▶ **Description of the task**
Identify all lines in the data containing the string "JSON". Copy them out.

▶ **Data rows**
☆ ☆ ☆ ☆ ☆ ☆ ☆

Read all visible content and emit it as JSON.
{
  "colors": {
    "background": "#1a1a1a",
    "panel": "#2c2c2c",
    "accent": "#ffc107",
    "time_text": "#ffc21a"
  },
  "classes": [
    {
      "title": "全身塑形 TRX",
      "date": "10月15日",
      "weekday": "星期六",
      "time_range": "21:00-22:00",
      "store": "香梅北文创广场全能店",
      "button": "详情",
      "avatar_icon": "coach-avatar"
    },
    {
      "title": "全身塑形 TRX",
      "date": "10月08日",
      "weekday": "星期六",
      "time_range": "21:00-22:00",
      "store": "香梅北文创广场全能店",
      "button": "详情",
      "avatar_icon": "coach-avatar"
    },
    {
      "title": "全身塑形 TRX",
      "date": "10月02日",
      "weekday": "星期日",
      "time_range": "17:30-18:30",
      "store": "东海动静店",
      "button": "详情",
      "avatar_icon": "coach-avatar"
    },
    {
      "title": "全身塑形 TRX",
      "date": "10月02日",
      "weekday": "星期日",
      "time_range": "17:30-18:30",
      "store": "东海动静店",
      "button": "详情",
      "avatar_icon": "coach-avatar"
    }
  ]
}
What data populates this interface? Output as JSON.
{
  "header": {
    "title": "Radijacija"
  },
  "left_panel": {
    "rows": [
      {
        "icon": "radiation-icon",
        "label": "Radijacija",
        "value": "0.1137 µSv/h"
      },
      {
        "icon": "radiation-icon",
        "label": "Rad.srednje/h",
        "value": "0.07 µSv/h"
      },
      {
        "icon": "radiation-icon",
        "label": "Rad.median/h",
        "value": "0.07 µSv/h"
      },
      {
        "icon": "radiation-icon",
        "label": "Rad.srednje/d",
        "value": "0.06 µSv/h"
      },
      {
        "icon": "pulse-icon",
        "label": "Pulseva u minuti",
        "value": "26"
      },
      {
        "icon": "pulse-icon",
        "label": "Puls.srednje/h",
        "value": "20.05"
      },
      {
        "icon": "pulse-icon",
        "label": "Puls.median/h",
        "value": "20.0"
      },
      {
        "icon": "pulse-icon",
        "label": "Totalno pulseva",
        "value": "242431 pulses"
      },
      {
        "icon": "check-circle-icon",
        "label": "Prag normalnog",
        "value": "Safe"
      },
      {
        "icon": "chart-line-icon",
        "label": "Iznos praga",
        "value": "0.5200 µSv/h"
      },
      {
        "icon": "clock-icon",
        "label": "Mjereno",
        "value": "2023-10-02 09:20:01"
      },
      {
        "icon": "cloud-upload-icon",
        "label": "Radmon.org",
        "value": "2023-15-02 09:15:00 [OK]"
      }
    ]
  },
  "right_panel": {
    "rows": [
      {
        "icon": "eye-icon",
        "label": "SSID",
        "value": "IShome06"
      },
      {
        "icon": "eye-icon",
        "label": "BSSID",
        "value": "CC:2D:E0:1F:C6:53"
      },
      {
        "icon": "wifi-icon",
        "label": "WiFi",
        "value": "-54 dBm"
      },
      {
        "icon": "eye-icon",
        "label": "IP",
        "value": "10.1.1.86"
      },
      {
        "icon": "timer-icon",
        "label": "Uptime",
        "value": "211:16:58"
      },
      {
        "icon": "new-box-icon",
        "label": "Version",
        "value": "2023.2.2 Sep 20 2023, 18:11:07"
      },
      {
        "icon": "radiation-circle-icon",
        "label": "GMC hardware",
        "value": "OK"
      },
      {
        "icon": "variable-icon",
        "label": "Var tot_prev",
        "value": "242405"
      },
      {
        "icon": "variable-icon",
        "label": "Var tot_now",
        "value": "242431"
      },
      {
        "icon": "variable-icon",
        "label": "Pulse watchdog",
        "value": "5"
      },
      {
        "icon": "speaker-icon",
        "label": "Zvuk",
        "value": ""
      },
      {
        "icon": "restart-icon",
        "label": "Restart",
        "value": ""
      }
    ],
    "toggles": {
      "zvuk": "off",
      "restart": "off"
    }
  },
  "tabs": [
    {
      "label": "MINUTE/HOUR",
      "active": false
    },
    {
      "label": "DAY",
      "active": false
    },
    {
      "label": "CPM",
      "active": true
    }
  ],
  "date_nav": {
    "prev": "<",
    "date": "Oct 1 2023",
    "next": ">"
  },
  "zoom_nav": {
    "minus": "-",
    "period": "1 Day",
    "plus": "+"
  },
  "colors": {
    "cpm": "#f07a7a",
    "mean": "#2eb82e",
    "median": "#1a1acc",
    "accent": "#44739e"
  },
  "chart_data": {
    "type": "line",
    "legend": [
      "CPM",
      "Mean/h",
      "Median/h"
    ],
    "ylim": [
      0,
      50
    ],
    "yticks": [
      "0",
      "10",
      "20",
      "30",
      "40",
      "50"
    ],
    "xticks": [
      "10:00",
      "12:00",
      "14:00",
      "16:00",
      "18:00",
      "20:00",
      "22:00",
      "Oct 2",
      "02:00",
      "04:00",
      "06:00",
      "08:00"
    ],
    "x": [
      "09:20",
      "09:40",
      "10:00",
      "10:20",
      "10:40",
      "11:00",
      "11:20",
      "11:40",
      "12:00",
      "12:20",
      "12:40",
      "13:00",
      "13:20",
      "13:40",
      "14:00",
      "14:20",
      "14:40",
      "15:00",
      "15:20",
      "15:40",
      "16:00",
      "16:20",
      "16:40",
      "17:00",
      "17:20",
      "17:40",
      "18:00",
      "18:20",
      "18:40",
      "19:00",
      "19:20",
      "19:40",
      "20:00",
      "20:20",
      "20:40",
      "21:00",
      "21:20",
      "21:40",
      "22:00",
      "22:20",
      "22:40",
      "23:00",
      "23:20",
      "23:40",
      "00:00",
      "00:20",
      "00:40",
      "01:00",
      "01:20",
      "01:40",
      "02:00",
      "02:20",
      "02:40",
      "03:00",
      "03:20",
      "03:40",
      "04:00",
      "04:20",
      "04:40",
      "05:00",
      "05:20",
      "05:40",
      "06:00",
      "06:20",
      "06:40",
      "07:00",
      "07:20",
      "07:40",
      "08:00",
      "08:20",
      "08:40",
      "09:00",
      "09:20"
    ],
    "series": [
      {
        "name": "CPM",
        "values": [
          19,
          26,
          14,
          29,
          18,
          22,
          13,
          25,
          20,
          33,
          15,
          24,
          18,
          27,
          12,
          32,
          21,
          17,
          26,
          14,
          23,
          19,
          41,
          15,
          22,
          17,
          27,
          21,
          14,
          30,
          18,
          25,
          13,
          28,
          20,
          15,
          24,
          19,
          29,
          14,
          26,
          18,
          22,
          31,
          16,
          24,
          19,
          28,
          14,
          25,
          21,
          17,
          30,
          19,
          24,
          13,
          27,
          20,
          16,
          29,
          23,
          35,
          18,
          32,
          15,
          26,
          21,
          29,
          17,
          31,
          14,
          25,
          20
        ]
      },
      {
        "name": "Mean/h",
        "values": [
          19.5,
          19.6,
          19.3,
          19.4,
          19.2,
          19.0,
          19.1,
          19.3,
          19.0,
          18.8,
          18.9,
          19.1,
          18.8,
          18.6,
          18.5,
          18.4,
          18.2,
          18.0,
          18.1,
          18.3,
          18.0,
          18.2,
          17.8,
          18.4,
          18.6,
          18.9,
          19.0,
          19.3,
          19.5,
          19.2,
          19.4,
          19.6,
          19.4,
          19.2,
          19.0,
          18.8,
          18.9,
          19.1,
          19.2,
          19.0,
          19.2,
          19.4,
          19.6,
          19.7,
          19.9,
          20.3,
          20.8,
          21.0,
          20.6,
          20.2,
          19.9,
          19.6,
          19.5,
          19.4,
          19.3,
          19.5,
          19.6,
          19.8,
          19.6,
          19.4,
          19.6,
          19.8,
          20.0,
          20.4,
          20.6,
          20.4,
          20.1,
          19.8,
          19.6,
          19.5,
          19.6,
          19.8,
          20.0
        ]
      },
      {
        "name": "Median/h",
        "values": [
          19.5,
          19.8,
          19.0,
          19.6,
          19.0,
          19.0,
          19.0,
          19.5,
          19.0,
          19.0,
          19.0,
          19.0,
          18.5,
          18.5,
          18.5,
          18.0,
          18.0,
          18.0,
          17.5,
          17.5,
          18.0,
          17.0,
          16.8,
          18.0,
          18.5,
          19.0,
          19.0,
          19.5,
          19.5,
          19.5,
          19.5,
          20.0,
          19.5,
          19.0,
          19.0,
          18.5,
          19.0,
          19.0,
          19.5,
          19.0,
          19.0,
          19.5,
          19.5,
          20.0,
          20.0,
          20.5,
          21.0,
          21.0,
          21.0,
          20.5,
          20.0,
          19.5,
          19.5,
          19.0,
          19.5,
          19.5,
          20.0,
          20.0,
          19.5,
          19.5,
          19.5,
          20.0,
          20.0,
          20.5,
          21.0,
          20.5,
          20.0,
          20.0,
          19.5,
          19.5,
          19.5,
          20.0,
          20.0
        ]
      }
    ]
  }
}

☆ ☆ ☆ ☆ ☆ ☆ ☆

▶ **The response**
Read all visible content and emit it as JSON.
What data populates this interface? Output as JSON.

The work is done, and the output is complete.